### What to produce
Copy out the material word for word, from its very first line through the line that contains "27, 475, 55]", including both.

====== The input

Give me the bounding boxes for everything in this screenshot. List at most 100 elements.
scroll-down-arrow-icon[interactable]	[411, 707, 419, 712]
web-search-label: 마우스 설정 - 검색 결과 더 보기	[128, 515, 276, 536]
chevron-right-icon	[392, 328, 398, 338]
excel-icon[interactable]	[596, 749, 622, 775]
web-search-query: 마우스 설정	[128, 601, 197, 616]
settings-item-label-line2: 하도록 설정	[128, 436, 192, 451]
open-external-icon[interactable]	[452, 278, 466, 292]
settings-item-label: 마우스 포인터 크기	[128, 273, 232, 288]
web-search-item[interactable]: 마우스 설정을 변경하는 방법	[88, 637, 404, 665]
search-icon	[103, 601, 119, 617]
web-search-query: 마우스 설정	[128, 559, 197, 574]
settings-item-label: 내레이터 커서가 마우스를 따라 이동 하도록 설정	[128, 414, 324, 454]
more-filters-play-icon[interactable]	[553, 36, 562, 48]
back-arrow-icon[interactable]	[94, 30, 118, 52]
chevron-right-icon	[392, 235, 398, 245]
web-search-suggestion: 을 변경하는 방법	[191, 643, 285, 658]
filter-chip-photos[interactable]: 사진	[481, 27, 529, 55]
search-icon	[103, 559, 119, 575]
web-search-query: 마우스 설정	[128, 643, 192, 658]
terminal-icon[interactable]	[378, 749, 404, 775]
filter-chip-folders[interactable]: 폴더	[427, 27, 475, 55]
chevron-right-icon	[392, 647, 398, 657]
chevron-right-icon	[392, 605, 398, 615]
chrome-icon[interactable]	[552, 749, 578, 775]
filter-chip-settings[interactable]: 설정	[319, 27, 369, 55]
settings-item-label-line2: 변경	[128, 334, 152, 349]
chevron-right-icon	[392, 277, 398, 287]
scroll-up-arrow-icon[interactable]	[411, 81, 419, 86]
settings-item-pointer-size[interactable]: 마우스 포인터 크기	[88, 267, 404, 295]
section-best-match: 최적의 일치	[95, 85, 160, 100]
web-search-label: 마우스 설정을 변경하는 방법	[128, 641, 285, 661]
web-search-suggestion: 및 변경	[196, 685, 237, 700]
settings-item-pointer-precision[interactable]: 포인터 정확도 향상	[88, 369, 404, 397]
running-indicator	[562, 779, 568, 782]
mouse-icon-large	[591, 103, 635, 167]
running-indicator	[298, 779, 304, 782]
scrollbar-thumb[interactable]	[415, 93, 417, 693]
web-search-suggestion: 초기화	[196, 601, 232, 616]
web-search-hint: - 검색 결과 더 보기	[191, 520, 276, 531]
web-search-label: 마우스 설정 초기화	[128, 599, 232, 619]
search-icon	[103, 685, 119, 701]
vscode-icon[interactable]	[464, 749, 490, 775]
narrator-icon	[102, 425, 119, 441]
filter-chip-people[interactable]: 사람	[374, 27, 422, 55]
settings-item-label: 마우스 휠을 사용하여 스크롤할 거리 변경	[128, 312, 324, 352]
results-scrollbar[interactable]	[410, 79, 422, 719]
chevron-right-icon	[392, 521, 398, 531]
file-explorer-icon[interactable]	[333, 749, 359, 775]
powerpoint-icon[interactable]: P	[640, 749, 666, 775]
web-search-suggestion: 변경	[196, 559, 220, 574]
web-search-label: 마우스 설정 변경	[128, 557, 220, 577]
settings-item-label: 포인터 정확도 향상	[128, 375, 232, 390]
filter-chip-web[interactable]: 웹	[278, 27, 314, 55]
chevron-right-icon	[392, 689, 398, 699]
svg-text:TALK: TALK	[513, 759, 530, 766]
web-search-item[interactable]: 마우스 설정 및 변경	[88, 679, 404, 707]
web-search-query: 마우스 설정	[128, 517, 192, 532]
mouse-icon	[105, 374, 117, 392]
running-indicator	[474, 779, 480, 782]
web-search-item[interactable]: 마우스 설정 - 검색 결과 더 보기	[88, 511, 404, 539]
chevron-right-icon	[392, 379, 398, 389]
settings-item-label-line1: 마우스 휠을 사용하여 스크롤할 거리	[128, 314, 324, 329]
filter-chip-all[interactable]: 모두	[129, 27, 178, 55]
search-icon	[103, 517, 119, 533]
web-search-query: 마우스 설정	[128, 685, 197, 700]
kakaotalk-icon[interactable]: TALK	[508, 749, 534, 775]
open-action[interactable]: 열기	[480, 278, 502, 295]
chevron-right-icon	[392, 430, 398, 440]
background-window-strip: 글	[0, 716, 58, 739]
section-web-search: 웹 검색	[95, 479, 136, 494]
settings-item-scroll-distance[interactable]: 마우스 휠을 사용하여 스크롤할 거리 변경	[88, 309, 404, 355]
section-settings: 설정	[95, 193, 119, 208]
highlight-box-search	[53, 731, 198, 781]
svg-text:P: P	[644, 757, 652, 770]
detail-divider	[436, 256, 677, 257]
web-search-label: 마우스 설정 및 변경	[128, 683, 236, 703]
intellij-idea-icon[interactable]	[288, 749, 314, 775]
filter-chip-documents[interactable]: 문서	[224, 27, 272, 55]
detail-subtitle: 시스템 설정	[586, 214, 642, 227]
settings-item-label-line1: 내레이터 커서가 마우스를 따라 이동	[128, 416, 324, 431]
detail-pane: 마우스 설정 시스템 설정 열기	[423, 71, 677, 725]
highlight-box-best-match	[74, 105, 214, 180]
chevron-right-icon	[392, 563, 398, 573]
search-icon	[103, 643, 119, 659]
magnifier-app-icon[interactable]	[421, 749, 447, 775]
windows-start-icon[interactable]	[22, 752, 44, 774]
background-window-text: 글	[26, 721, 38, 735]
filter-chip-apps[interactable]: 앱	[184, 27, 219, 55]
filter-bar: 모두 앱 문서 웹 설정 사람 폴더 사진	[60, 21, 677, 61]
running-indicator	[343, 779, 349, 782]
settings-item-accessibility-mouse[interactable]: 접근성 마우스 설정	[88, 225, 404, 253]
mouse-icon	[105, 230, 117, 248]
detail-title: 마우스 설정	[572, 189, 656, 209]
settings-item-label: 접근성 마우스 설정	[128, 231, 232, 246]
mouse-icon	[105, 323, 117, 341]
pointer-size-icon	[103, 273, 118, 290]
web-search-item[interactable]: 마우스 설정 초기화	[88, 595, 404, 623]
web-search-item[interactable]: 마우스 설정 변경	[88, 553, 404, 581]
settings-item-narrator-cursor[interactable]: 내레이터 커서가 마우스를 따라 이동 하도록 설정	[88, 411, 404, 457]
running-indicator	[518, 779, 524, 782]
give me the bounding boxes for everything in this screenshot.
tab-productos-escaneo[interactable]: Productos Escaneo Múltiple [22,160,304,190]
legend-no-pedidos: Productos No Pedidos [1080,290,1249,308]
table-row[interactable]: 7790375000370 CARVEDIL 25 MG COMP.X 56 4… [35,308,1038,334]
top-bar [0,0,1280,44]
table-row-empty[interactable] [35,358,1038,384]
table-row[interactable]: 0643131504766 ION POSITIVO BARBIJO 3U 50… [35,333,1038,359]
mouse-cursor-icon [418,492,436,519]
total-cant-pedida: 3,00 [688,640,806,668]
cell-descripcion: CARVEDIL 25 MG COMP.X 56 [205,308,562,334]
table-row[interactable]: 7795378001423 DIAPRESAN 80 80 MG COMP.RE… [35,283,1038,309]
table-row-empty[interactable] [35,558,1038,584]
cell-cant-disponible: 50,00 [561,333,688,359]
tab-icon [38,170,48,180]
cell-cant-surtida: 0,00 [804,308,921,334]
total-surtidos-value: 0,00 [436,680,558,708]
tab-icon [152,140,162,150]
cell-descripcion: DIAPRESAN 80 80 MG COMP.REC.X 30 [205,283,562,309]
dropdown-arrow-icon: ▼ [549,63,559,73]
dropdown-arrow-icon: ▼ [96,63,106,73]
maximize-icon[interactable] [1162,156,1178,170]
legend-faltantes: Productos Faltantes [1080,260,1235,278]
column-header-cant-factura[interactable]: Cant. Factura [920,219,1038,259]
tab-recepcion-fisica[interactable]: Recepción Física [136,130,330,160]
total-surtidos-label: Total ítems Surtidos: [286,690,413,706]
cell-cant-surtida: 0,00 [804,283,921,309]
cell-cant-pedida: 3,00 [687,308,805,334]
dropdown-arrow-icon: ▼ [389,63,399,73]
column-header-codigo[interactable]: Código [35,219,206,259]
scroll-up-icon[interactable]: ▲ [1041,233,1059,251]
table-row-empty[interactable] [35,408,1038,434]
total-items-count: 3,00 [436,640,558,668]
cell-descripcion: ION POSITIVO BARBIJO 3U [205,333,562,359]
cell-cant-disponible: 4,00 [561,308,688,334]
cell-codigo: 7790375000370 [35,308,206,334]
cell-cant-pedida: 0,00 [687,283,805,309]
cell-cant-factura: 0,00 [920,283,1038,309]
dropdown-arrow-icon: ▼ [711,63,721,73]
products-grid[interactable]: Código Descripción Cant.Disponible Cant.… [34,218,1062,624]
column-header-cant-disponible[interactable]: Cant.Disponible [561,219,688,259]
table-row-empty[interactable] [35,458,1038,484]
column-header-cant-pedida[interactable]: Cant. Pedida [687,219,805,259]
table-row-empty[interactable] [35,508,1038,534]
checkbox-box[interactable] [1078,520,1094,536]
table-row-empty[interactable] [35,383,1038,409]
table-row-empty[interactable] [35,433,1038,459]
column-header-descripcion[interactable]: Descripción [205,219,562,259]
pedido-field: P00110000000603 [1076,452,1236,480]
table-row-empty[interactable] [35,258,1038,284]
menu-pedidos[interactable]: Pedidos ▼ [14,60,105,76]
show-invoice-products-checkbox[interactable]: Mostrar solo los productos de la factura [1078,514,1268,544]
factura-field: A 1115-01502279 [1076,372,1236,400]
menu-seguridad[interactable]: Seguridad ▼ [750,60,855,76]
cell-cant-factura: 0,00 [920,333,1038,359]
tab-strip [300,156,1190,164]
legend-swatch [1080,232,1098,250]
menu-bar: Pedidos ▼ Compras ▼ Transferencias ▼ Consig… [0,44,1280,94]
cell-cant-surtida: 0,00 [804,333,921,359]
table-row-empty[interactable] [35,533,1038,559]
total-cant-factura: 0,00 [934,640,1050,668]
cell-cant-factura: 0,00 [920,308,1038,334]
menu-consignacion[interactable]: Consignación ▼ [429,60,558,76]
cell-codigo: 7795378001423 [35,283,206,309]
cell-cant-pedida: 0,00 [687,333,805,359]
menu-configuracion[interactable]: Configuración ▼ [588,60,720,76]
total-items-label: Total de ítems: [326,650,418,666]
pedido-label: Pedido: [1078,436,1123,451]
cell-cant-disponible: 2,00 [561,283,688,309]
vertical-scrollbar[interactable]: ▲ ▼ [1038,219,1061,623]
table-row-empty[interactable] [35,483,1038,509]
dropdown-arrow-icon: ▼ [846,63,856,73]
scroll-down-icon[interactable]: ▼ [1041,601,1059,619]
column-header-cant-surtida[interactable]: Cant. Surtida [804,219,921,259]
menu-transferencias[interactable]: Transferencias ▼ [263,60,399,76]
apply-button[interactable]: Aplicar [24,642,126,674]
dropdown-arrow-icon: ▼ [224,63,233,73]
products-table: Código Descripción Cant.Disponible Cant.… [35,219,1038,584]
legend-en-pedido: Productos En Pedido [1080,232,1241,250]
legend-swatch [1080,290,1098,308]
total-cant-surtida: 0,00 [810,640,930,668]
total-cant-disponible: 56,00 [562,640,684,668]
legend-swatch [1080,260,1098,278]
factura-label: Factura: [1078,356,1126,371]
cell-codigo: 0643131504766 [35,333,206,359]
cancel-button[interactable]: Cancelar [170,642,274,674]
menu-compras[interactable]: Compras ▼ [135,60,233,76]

============

### Full output
Give me the bounding boxes for everything in this screenshot. List at most 100 elements.
scroll-down-arrow-icon[interactable]	[411, 707, 419, 712]
web-search-label: 마우스 설정 - 검색 결과 더 보기	[128, 515, 276, 536]
chevron-right-icon	[392, 328, 398, 338]
excel-icon[interactable]	[596, 749, 622, 775]
web-search-query: 마우스 설정	[128, 601, 197, 616]
settings-item-label-line2: 하도록 설정	[128, 436, 192, 451]
open-external-icon[interactable]	[452, 278, 466, 292]
settings-item-label: 마우스 포인터 크기	[128, 273, 232, 288]
web-search-item[interactable]: 마우스 설정을 변경하는 방법	[88, 637, 404, 665]
search-icon	[103, 601, 119, 617]
web-search-query: 마우스 설정	[128, 559, 197, 574]
settings-item-label: 내레이터 커서가 마우스를 따라 이동 하도록 설정	[128, 414, 324, 454]
more-filters-play-icon[interactable]	[553, 36, 562, 48]
back-arrow-icon[interactable]	[94, 30, 118, 52]
chevron-right-icon	[392, 235, 398, 245]
web-search-suggestion: 을 변경하는 방법	[191, 643, 285, 658]
filter-chip-photos[interactable]: 사진	[481, 27, 529, 55]
search-icon	[103, 559, 119, 575]
web-search-query: 마우스 설정	[128, 643, 192, 658]
terminal-icon[interactable]	[378, 749, 404, 775]
filter-chip-folders[interactable]: 폴더	[427, 27, 475, 55]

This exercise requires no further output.